= DIRECTIVE =
Extract the records below word for word and ignore the images.

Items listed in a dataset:

▼

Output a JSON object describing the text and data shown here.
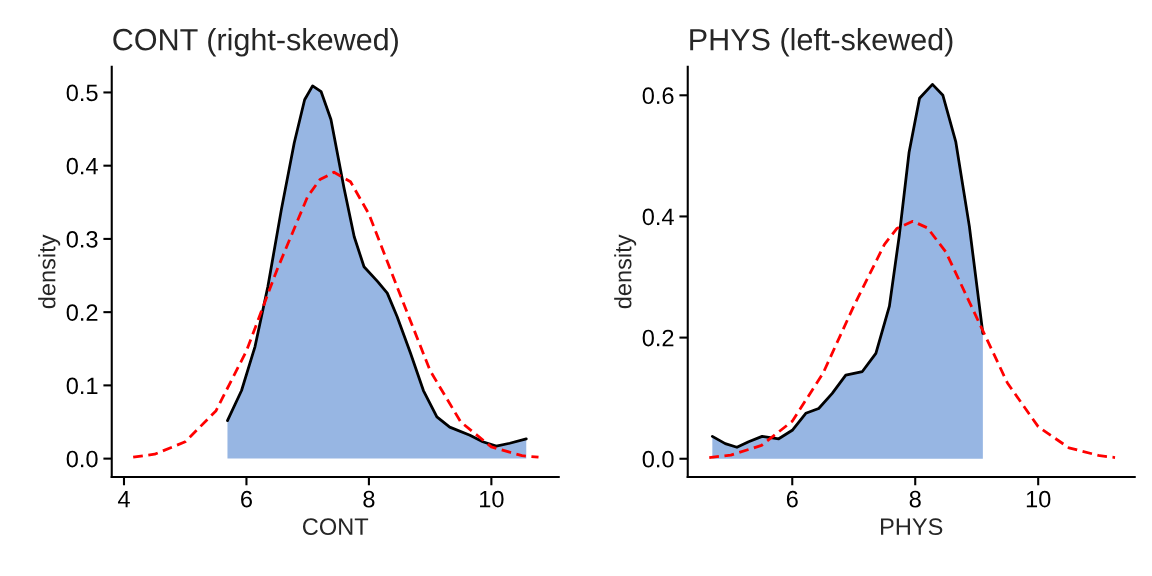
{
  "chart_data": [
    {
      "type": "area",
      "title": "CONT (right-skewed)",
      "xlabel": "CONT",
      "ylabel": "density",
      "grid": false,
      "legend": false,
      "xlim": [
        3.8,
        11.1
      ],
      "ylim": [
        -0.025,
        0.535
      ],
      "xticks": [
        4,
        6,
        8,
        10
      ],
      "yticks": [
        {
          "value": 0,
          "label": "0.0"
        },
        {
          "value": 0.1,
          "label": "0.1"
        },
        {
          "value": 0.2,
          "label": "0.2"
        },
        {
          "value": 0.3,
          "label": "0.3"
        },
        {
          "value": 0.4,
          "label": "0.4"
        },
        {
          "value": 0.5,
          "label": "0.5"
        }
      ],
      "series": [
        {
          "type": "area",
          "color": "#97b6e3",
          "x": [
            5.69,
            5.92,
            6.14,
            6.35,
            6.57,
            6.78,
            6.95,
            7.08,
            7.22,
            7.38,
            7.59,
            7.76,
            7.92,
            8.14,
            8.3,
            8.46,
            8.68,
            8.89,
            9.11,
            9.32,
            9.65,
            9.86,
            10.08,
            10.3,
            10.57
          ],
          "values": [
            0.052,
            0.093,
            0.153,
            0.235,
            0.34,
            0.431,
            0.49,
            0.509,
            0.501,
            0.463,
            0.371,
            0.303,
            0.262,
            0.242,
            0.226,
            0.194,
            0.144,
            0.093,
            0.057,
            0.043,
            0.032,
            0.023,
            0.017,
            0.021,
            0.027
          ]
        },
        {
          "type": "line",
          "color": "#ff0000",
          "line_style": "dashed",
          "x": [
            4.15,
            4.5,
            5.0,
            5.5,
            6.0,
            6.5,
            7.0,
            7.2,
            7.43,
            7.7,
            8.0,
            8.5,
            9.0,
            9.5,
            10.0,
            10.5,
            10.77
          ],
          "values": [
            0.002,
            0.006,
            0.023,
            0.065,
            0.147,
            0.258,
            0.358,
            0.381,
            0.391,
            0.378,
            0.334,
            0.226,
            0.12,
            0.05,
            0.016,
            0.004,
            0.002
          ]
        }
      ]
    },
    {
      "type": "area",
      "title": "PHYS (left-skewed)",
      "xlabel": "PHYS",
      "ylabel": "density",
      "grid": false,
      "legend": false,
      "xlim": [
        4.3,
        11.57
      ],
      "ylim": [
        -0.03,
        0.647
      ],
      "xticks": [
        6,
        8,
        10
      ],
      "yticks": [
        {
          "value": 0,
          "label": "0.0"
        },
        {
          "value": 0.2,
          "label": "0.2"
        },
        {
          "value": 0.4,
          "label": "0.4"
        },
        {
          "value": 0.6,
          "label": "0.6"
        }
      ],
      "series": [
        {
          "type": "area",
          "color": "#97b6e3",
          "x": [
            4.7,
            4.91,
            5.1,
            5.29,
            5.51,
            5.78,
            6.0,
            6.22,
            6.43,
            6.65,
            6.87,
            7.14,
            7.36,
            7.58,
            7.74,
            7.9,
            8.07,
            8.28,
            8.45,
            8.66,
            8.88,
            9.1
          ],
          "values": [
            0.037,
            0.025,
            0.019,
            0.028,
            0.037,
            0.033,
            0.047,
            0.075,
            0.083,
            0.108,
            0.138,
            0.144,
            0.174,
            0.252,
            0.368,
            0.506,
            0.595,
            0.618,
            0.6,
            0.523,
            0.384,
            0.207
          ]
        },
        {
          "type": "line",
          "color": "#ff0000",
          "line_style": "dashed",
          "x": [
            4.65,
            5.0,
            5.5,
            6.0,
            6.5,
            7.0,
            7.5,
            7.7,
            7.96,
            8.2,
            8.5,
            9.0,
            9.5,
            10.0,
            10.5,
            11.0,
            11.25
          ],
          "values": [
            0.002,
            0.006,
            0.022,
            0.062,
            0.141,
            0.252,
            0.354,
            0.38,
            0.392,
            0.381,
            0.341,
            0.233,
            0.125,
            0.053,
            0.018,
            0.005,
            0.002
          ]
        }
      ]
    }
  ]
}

▲

= RESULT FOR THIS TASK =
Output a JSON object describing the text and data shown here.
{
  "chart_data": [
    {
      "type": "area",
      "title": "CONT (right-skewed)",
      "xlabel": "CONT",
      "ylabel": "density",
      "grid": false,
      "legend": false,
      "xlim": [
        3.8,
        11.1
      ],
      "ylim": [
        -0.025,
        0.535
      ],
      "xticks": [
        4,
        6,
        8,
        10
      ],
      "yticks": [
        {
          "value": 0,
          "label": "0.0"
        },
        {
          "value": 0.1,
          "label": "0.1"
        },
        {
          "value": 0.2,
          "label": "0.2"
        },
        {
          "value": 0.3,
          "label": "0.3"
        },
        {
          "value": 0.4,
          "label": "0.4"
        },
        {
          "value": 0.5,
          "label": "0.5"
        }
      ],
      "series": [
        {
          "type": "area",
          "color": "#97b6e3",
          "x": [
            5.69,
            5.92,
            6.14,
            6.35,
            6.57,
            6.78,
            6.95,
            7.08,
            7.22,
            7.38,
            7.59,
            7.76,
            7.92,
            8.14,
            8.3,
            8.46,
            8.68,
            8.89,
            9.11,
            9.32,
            9.65,
            9.86,
            10.08,
            10.3,
            10.57
          ],
          "values": [
            0.052,
            0.093,
            0.153,
            0.235,
            0.34,
            0.431,
            0.49,
            0.509,
            0.501,
            0.463,
            0.371,
            0.303,
            0.262,
            0.242,
            0.226,
            0.194,
            0.144,
            0.093,
            0.057,
            0.043,
            0.032,
            0.023,
            0.017,
            0.021,
            0.027
          ]
        },
        {
          "type": "line",
          "color": "#ff0000",
          "line_style": "dashed",
          "x": [
            4.15,
            4.5,
            5.0,
            5.5,
            6.0,
            6.5,
            7.0,
            7.2,
            7.43,
            7.7,
            8.0,
            8.5,
            9.0,
            9.5,
            10.0,
            10.5,
            10.77
          ],
          "values": [
            0.002,
            0.006,
            0.023,
            0.065,
            0.147,
            0.258,
            0.358,
            0.381,
            0.391,
            0.378,
            0.334,
            0.226,
            0.12,
            0.05,
            0.016,
            0.004,
            0.002
          ]
        }
      ]
    },
    {
      "type": "area",
      "title": "PHYS (left-skewed)",
      "xlabel": "PHYS",
      "ylabel": "density",
      "grid": false,
      "legend": false,
      "xlim": [
        4.3,
        11.57
      ],
      "ylim": [
        -0.03,
        0.647
      ],
      "xticks": [
        6,
        8,
        10
      ],
      "yticks": [
        {
          "value": 0,
          "label": "0.0"
        },
        {
          "value": 0.2,
          "label": "0.2"
        },
        {
          "value": 0.4,
          "label": "0.4"
        },
        {
          "value": 0.6,
          "label": "0.6"
        }
      ],
      "series": [
        {
          "type": "area",
          "color": "#97b6e3",
          "x": [
            4.7,
            4.91,
            5.1,
            5.29,
            5.51,
            5.78,
            6.0,
            6.22,
            6.43,
            6.65,
            6.87,
            7.14,
            7.36,
            7.58,
            7.74,
            7.9,
            8.07,
            8.28,
            8.45,
            8.66,
            8.88,
            9.1
          ],
          "values": [
            0.037,
            0.025,
            0.019,
            0.028,
            0.037,
            0.033,
            0.047,
            0.075,
            0.083,
            0.108,
            0.138,
            0.144,
            0.174,
            0.252,
            0.368,
            0.506,
            0.595,
            0.618,
            0.6,
            0.523,
            0.384,
            0.207
          ]
        },
        {
          "type": "line",
          "color": "#ff0000",
          "line_style": "dashed",
          "x": [
            4.65,
            5.0,
            5.5,
            6.0,
            6.5,
            7.0,
            7.5,
            7.7,
            7.96,
            8.2,
            8.5,
            9.0,
            9.5,
            10.0,
            10.5,
            11.0,
            11.25
          ],
          "values": [
            0.002,
            0.006,
            0.022,
            0.062,
            0.141,
            0.252,
            0.354,
            0.38,
            0.392,
            0.381,
            0.341,
            0.233,
            0.125,
            0.053,
            0.018,
            0.005,
            0.002
          ]
        }
      ]
    }
  ]
}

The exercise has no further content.